┌────────
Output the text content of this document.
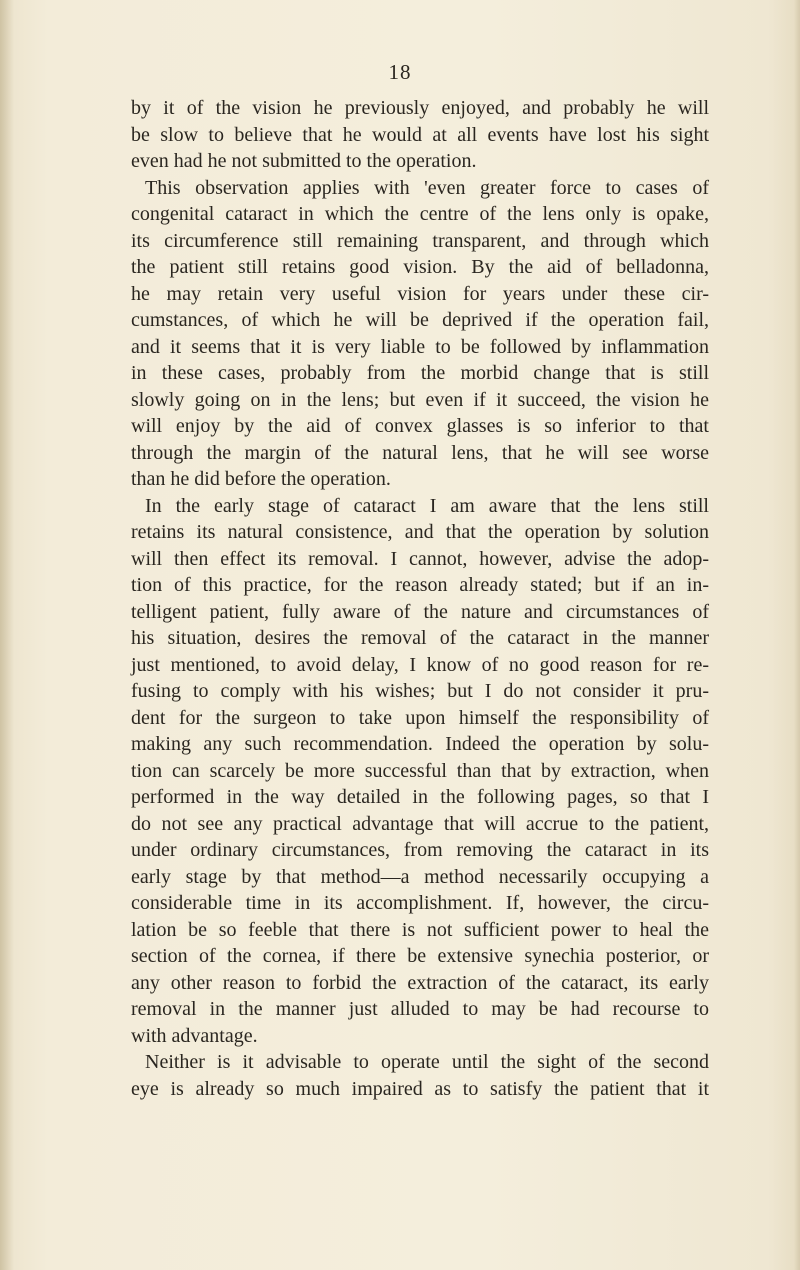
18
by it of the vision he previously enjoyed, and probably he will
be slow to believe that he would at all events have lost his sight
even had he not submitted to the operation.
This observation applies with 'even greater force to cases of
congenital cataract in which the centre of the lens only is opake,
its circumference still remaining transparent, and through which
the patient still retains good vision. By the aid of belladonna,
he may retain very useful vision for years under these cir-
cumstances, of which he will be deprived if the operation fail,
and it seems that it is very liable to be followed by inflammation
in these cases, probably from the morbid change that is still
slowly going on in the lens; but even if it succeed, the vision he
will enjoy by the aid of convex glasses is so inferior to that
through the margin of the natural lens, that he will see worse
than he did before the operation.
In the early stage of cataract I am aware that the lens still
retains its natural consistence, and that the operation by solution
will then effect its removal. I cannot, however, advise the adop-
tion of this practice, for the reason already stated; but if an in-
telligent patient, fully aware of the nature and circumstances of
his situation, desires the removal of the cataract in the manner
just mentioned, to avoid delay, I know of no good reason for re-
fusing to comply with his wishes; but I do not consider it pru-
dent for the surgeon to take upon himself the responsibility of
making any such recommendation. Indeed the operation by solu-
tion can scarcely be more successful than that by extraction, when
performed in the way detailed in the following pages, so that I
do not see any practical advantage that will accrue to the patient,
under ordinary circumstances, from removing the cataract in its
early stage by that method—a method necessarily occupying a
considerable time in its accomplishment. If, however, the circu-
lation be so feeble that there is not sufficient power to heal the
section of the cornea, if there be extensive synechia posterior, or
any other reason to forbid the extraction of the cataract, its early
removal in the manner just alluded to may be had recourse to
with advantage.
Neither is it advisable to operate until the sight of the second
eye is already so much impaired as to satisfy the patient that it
└────────
┌────────
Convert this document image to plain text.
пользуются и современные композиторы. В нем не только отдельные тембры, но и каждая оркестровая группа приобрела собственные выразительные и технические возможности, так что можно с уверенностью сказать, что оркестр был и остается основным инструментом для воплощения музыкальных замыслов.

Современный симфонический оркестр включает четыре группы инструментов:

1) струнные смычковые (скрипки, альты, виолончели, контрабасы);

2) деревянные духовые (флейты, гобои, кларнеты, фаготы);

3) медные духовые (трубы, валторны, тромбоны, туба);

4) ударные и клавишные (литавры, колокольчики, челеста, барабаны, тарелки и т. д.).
└────────
┌────────
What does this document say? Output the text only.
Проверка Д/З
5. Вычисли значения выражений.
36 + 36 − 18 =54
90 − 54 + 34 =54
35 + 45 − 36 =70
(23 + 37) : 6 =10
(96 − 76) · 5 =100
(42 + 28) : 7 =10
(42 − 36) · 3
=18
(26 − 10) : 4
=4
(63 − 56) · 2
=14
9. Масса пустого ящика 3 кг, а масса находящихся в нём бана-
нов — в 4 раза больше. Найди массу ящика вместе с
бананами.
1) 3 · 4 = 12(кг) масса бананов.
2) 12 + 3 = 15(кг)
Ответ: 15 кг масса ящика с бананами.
└────────
WHAT YOU SHOULD DO:
Pick out each line containing the string "from" and copy it.

TASK OUTPUT:
in these cases, probably from the morbid change that is still
under ordinary circumstances, from removing the cataract in its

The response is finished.